**Aim:** Transcribe the material word for word, but without the images.

==== Dataset entries ====

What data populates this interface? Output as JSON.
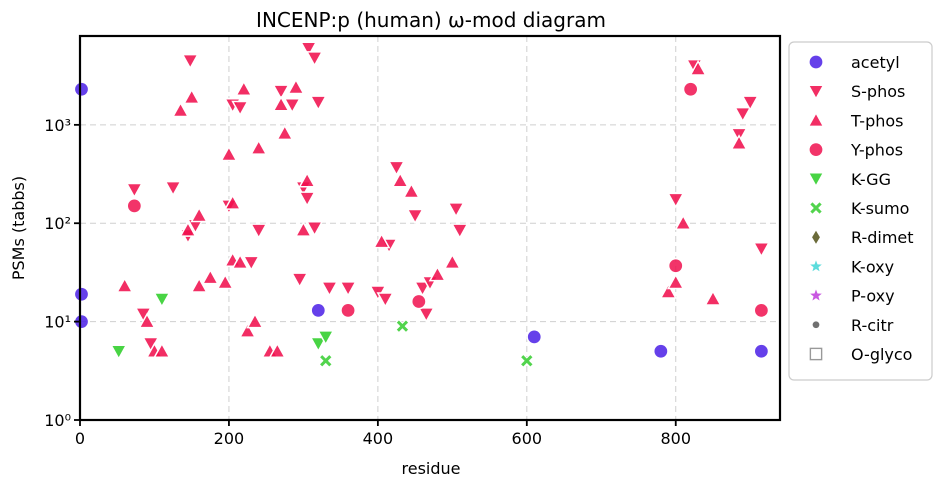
{
  "chart_data": {
    "type": "scatter",
    "title": "INCENP:p (human) ω-mod diagram",
    "xlabel": "residue",
    "ylabel": "PSMs (tabbs)",
    "xlim": [
      0,
      940
    ],
    "ylim": [
      1,
      8000
    ],
    "yscale": "log",
    "grid": true,
    "legend_position": "outside-right",
    "x_ticks": [
      "0",
      "200",
      "400",
      "600",
      "800"
    ],
    "x_tick_values": [
      0,
      200,
      400,
      600,
      800
    ],
    "y_ticks": [
      "10⁰",
      "10¹",
      "10²",
      "10³"
    ],
    "y_tick_values": [
      1,
      10,
      100,
      1000
    ],
    "series": [
      {
        "name": "acetyl",
        "marker": "circle",
        "color": "#4a1ee6",
        "points": [
          [
            2,
            2300
          ],
          [
            2,
            19
          ],
          [
            2,
            10
          ],
          [
            320,
            13
          ],
          [
            610,
            7
          ],
          [
            780,
            5
          ],
          [
            915,
            5
          ]
        ]
      },
      {
        "name": "S-phos",
        "marker": "triangle-down",
        "color": "#f0114f",
        "points": [
          [
            73,
            220
          ],
          [
            85,
            12
          ],
          [
            95,
            6
          ],
          [
            125,
            230
          ],
          [
            145,
            75
          ],
          [
            148,
            4500
          ],
          [
            155,
            95
          ],
          [
            200,
            150
          ],
          [
            205,
            1600
          ],
          [
            215,
            1500
          ],
          [
            230,
            40
          ],
          [
            240,
            85
          ],
          [
            270,
            2200
          ],
          [
            285,
            1600
          ],
          [
            295,
            27
          ],
          [
            300,
            230
          ],
          [
            305,
            180
          ],
          [
            307,
            6000
          ],
          [
            315,
            4800
          ],
          [
            315,
            90
          ],
          [
            320,
            1700
          ],
          [
            335,
            22
          ],
          [
            360,
            22
          ],
          [
            400,
            20
          ],
          [
            410,
            17
          ],
          [
            415,
            60
          ],
          [
            425,
            370
          ],
          [
            450,
            120
          ],
          [
            460,
            22
          ],
          [
            465,
            12
          ],
          [
            470,
            25
          ],
          [
            505,
            140
          ],
          [
            510,
            85
          ],
          [
            800,
            175
          ],
          [
            825,
            4000
          ],
          [
            885,
            800
          ],
          [
            890,
            1300
          ],
          [
            900,
            1700
          ],
          [
            915,
            55
          ]
        ]
      },
      {
        "name": "T-phos",
        "marker": "triangle-up",
        "color": "#f0114f",
        "points": [
          [
            60,
            23
          ],
          [
            90,
            10
          ],
          [
            100,
            5
          ],
          [
            110,
            5
          ],
          [
            135,
            1400
          ],
          [
            145,
            85
          ],
          [
            150,
            1900
          ],
          [
            160,
            120
          ],
          [
            160,
            23
          ],
          [
            175,
            28
          ],
          [
            195,
            25
          ],
          [
            200,
            500
          ],
          [
            205,
            42
          ],
          [
            205,
            160
          ],
          [
            215,
            40
          ],
          [
            220,
            2300
          ],
          [
            225,
            8
          ],
          [
            235,
            10
          ],
          [
            240,
            580
          ],
          [
            255,
            5
          ],
          [
            265,
            5
          ],
          [
            270,
            1600
          ],
          [
            275,
            820
          ],
          [
            290,
            2400
          ],
          [
            300,
            85
          ],
          [
            305,
            270
          ],
          [
            405,
            65
          ],
          [
            430,
            270
          ],
          [
            445,
            210
          ],
          [
            480,
            30
          ],
          [
            500,
            40
          ],
          [
            790,
            20
          ],
          [
            800,
            25
          ],
          [
            810,
            100
          ],
          [
            830,
            3700
          ],
          [
            850,
            17
          ],
          [
            885,
            650
          ]
        ]
      },
      {
        "name": "Y-phos",
        "marker": "circle",
        "color": "#f0114f",
        "points": [
          [
            73,
            150
          ],
          [
            360,
            13
          ],
          [
            455,
            16
          ],
          [
            800,
            37
          ],
          [
            820,
            2300
          ],
          [
            915,
            13
          ]
        ]
      },
      {
        "name": "K-GG",
        "marker": "triangle-down",
        "color": "#2fce2a",
        "points": [
          [
            52,
            5
          ],
          [
            110,
            17
          ],
          [
            320,
            6
          ],
          [
            330,
            7
          ]
        ]
      },
      {
        "name": "K-sumo",
        "marker": "x",
        "color": "#3fcf3a",
        "points": [
          [
            330,
            4
          ],
          [
            433,
            9
          ],
          [
            600,
            4
          ]
        ]
      },
      {
        "name": "R-dimet",
        "marker": "diamond",
        "color": "#6b6b3a",
        "points": []
      },
      {
        "name": "K-oxy",
        "marker": "star",
        "color": "#3fd6d6",
        "points": []
      },
      {
        "name": "P-oxy",
        "marker": "star",
        "color": "#c03bdc",
        "points": []
      },
      {
        "name": "R-citr",
        "marker": "dot",
        "color": "#707070",
        "points": []
      },
      {
        "name": "O-glyco",
        "marker": "square-open",
        "color": "#999999",
        "points": []
      }
    ]
  }
}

====

**Finished exercise:**
What data populates this interface? Output as JSON.
{
  "chart_data": {
    "type": "scatter",
    "title": "INCENP:p (human) ω-mod diagram",
    "xlabel": "residue",
    "ylabel": "PSMs (tabbs)",
    "xlim": [
      0,
      940
    ],
    "ylim": [
      1,
      8000
    ],
    "yscale": "log",
    "grid": true,
    "legend_position": "outside-right",
    "x_ticks": [
      "0",
      "200",
      "400",
      "600",
      "800"
    ],
    "x_tick_values": [
      0,
      200,
      400,
      600,
      800
    ],
    "y_ticks": [
      "10⁰",
      "10¹",
      "10²",
      "10³"
    ],
    "y_tick_values": [
      1,
      10,
      100,
      1000
    ],
    "series": [
      {
        "name": "acetyl",
        "marker": "circle",
        "color": "#4a1ee6",
        "points": [
          [
            2,
            2300
          ],
          [
            2,
            19
          ],
          [
            2,
            10
          ],
          [
            320,
            13
          ],
          [
            610,
            7
          ],
          [
            780,
            5
          ],
          [
            915,
            5
          ]
        ]
      },
      {
        "name": "S-phos",
        "marker": "triangle-down",
        "color": "#f0114f",
        "points": [
          [
            73,
            220
          ],
          [
            85,
            12
          ],
          [
            95,
            6
          ],
          [
            125,
            230
          ],
          [
            145,
            75
          ],
          [
            148,
            4500
          ],
          [
            155,
            95
          ],
          [
            200,
            150
          ],
          [
            205,
            1600
          ],
          [
            215,
            1500
          ],
          [
            230,
            40
          ],
          [
            240,
            85
          ],
          [
            270,
            2200
          ],
          [
            285,
            1600
          ],
          [
            295,
            27
          ],
          [
            300,
            230
          ],
          [
            305,
            180
          ],
          [
            307,
            6000
          ],
          [
            315,
            4800
          ],
          [
            315,
            90
          ],
          [
            320,
            1700
          ],
          [
            335,
            22
          ],
          [
            360,
            22
          ],
          [
            400,
            20
          ],
          [
            410,
            17
          ],
          [
            415,
            60
          ],
          [
            425,
            370
          ],
          [
            450,
            120
          ],
          [
            460,
            22
          ],
          [
            465,
            12
          ],
          [
            470,
            25
          ],
          [
            505,
            140
          ],
          [
            510,
            85
          ],
          [
            800,
            175
          ],
          [
            825,
            4000
          ],
          [
            885,
            800
          ],
          [
            890,
            1300
          ],
          [
            900,
            1700
          ],
          [
            915,
            55
          ]
        ]
      },
      {
        "name": "T-phos",
        "marker": "triangle-up",
        "color": "#f0114f",
        "points": [
          [
            60,
            23
          ],
          [
            90,
            10
          ],
          [
            100,
            5
          ],
          [
            110,
            5
          ],
          [
            135,
            1400
          ],
          [
            145,
            85
          ],
          [
            150,
            1900
          ],
          [
            160,
            120
          ],
          [
            160,
            23
          ],
          [
            175,
            28
          ],
          [
            195,
            25
          ],
          [
            200,
            500
          ],
          [
            205,
            42
          ],
          [
            205,
            160
          ],
          [
            215,
            40
          ],
          [
            220,
            2300
          ],
          [
            225,
            8
          ],
          [
            235,
            10
          ],
          [
            240,
            580
          ],
          [
            255,
            5
          ],
          [
            265,
            5
          ],
          [
            270,
            1600
          ],
          [
            275,
            820
          ],
          [
            290,
            2400
          ],
          [
            300,
            85
          ],
          [
            305,
            270
          ],
          [
            405,
            65
          ],
          [
            430,
            270
          ],
          [
            445,
            210
          ],
          [
            480,
            30
          ],
          [
            500,
            40
          ],
          [
            790,
            20
          ],
          [
            800,
            25
          ],
          [
            810,
            100
          ],
          [
            830,
            3700
          ],
          [
            850,
            17
          ],
          [
            885,
            650
          ]
        ]
      },
      {
        "name": "Y-phos",
        "marker": "circle",
        "color": "#f0114f",
        "points": [
          [
            73,
            150
          ],
          [
            360,
            13
          ],
          [
            455,
            16
          ],
          [
            800,
            37
          ],
          [
            820,
            2300
          ],
          [
            915,
            13
          ]
        ]
      },
      {
        "name": "K-GG",
        "marker": "triangle-down",
        "color": "#2fce2a",
        "points": [
          [
            52,
            5
          ],
          [
            110,
            17
          ],
          [
            320,
            6
          ],
          [
            330,
            7
          ]
        ]
      },
      {
        "name": "K-sumo",
        "marker": "x",
        "color": "#3fcf3a",
        "points": [
          [
            330,
            4
          ],
          [
            433,
            9
          ],
          [
            600,
            4
          ]
        ]
      },
      {
        "name": "R-dimet",
        "marker": "diamond",
        "color": "#6b6b3a",
        "points": []
      },
      {
        "name": "K-oxy",
        "marker": "star",
        "color": "#3fd6d6",
        "points": []
      },
      {
        "name": "P-oxy",
        "marker": "star",
        "color": "#c03bdc",
        "points": []
      },
      {
        "name": "R-citr",
        "marker": "dot",
        "color": "#707070",
        "points": []
      },
      {
        "name": "O-glyco",
        "marker": "square-open",
        "color": "#999999",
        "points": []
      }
    ]
  }
}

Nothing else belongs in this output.